_The task:_ Take the line that contains "What data populates" and all lines after it, up to and including the last line of the data, and write them out exactly; nothing else belongs in the answer.
^^^^
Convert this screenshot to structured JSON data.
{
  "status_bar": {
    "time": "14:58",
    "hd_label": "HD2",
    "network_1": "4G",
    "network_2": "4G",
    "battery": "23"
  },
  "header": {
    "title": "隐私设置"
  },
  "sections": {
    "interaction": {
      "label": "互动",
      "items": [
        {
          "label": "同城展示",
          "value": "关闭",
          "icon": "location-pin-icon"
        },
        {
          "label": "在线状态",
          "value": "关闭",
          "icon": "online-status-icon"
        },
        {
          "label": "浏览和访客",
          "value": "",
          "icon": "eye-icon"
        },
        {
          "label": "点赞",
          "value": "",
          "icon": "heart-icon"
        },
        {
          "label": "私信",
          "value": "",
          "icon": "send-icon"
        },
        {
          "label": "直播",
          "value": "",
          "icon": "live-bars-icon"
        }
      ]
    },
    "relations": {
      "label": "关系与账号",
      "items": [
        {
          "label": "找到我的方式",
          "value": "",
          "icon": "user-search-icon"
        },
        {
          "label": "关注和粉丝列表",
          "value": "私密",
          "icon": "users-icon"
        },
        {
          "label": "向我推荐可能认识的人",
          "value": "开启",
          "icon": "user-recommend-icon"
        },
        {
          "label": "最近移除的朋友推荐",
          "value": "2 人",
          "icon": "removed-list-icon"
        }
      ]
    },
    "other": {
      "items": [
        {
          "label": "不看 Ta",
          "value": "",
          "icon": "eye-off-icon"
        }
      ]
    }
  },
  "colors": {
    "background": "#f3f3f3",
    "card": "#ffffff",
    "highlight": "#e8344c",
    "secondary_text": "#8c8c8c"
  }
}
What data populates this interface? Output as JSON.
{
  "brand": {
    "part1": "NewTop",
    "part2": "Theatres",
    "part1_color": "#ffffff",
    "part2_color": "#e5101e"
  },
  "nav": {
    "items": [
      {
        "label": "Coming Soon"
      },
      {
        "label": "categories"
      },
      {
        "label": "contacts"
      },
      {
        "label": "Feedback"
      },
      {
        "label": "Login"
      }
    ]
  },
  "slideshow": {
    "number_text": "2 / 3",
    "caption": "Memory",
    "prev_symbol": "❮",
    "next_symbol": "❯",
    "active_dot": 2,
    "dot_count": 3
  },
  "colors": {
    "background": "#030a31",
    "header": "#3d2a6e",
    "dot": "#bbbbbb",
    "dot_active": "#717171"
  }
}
^^^^
_Right answer:_
What data populates this interface? Output as JSON.
{
  "brand": {
    "part1": "NewTop",
    "part2": "Theatres",
    "part1_color": "#ffffff",
    "part2_color": "#e5101e"
  },
  "nav": {
    "items": [
      {
        "label": "Coming Soon"
      },
      {
        "label": "categories"
      },
      {
        "label": "contacts"
      },
      {
        "label": "Feedback"
      },
      {
        "label": "Login"
      }
    ]
  },
  "slideshow": {
    "number_text": "2 / 3",
    "caption": "Memory",
    "prev_symbol": "❮",
    "next_symbol": "❯",
    "active_dot": 2,
    "dot_count": 3
  },
  "colors": {
    "background": "#030a31",
    "header": "#3d2a6e",
    "dot": "#bbbbbb",
    "dot_active": "#717171"
  }
}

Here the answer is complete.